Locate and copy each line in the data that contains the word "niños".
::::::
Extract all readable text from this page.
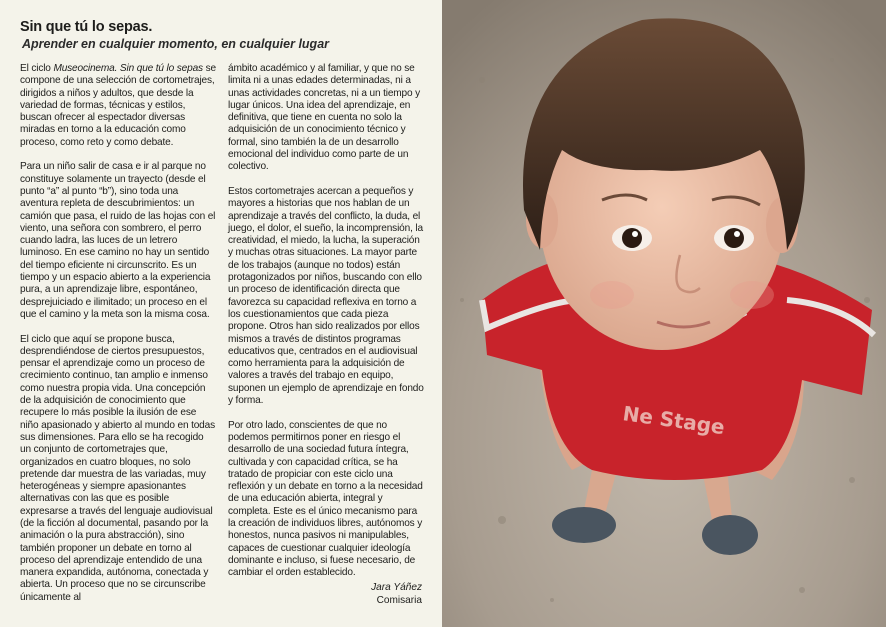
Sin que tú lo sepas.
Aprender en cualquier momento, en cualquier lugar

El ciclo Museocinema. Sin que tú lo sepas se compone de una selección de cortometrajes, dirigidos a niños y adultos, que desde la variedad de formas, técnicas y estilos, buscan ofrecer al espectador diversas miradas en torno a la educación como proceso, como reto y como debate.

Para un niño salir de casa e ir al parque no constituye solamente un trayecto (desde el punto “a” al punto “b”), sino toda una aventura repleta de descubrimientos: un camión que pasa, el ruido de las hojas con el viento, una señora con sombrero, el perro cuando ladra, las luces de un letrero luminoso. En ese camino no hay un sentido del tiempo eficiente ni circunscrito. Es un tiempo y un espacio abierto a la experiencia pura, a un aprendizaje libre, espontáneo, desprejuiciado e ilimitado; un proceso en el que el camino y la meta son la misma cosa.

El ciclo que aquí se propone busca, desprendiéndose de ciertos presupuestos, pensar el aprendizaje como un proceso de crecimiento continuo, tan amplio e inmenso como nuestra propia vida. Una concepción de la adquisición de conocimiento que recupere lo más posible la ilusión de ese niño apasionado y abierto al mundo en todas sus dimensiones. Para ello se ha recogido un conjunto de cortometrajes que, organizados en cuatro bloques, no solo pretende dar muestra de las variadas, muy heterogéneas y siempre apasionantes alternativas con las que es posible expresarse a través del lenguaje audiovisual (de la ficción al documental, pasando por la animación o la pura abstracción), sino también proponer un debate en torno al proceso del aprendizaje entendido de una manera expandida, autónoma, conectada y abierta. Un proceso que no se circunscribe únicamente al

ámbito académico y al familiar, y que no se limita ni a unas edades determinadas, ni a unas actividades concretas, ni a un tiempo y lugar únicos. Una idea del aprendizaje, en definitiva, que tiene en cuenta no solo la adquisición de un conocimiento técnico y formal, sino también la de un desarrollo emocional del individuo como parte de un colectivo.

Estos cortometrajes acercan a pequeños y mayores a historias que nos hablan de un aprendizaje a través del conflicto, la duda, el juego, el dolor, el sueño, la incomprensión, la creatividad, el miedo, la lucha, la superación y muchas otras situaciones. La mayor parte de los trabajos (aunque no todos) están protagonizados por niños, buscando con ello un proceso de identificación directa que favorezca su capacidad reflexiva en torno a los cuestionamientos que cada pieza propone. Otros han sido realizados por ellos mismos a través de distintos programas educativos que, centrados en el audiovisual como herramienta para la adquisición de valores a través del trabajo en equipo, suponen un ejemplo de aprendizaje en fondo y forma.

Por otro lado, conscientes de que no podemos permitirnos poner en riesgo el desarrollo de una sociedad futura íntegra, cultivada y con capacidad crítica, se ha tratado de propiciar con este ciclo una reflexión y un debate en torno a la necesidad de una educación abierta, integral y completa. Este es el único mecanismo para la creación de individuos libres, autónomos y honestos, nunca pasivos ni manipulables, capaces de cuestionar cualquier ideología dominante e incluso, si fuese necesario, de cambiar el orden establecido.

Jara Yáñez
Comisaria
Ne Stage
::::::
◆ **Response to this exercise**:
El ciclo Museocinema. Sin que tú lo sepas se compone de una selección de cortometrajes, dirigidos a niños y adultos, que desde la variedad de formas, técnicas y estilos, buscan ofrecer al espectador diversas miradas en torno a la educación como proceso, como reto y como debate.
Estos cortometrajes acercan a pequeños y mayores a historias que nos hablan de un aprendizaje a través del conflicto, la duda, el juego, el dolor, el sueño, la incomprensión, la creatividad, el miedo, la lucha, la superación y muchas otras situaciones. La mayor parte de los trabajos (aunque no todos) están protagonizados por niños, buscando con ello un proceso de identificación directa que favorezca su capacidad reflexiva en torno a los cuestionamientos que cada pieza propone. Otros han sido realizados por ellos mismos a través de distintos programas educativos que, centrados en el audiovisual como herramienta para la adquisición de valores a través del trabajo en equipo, suponen un ejemplo de aprendizaje en fondo y forma.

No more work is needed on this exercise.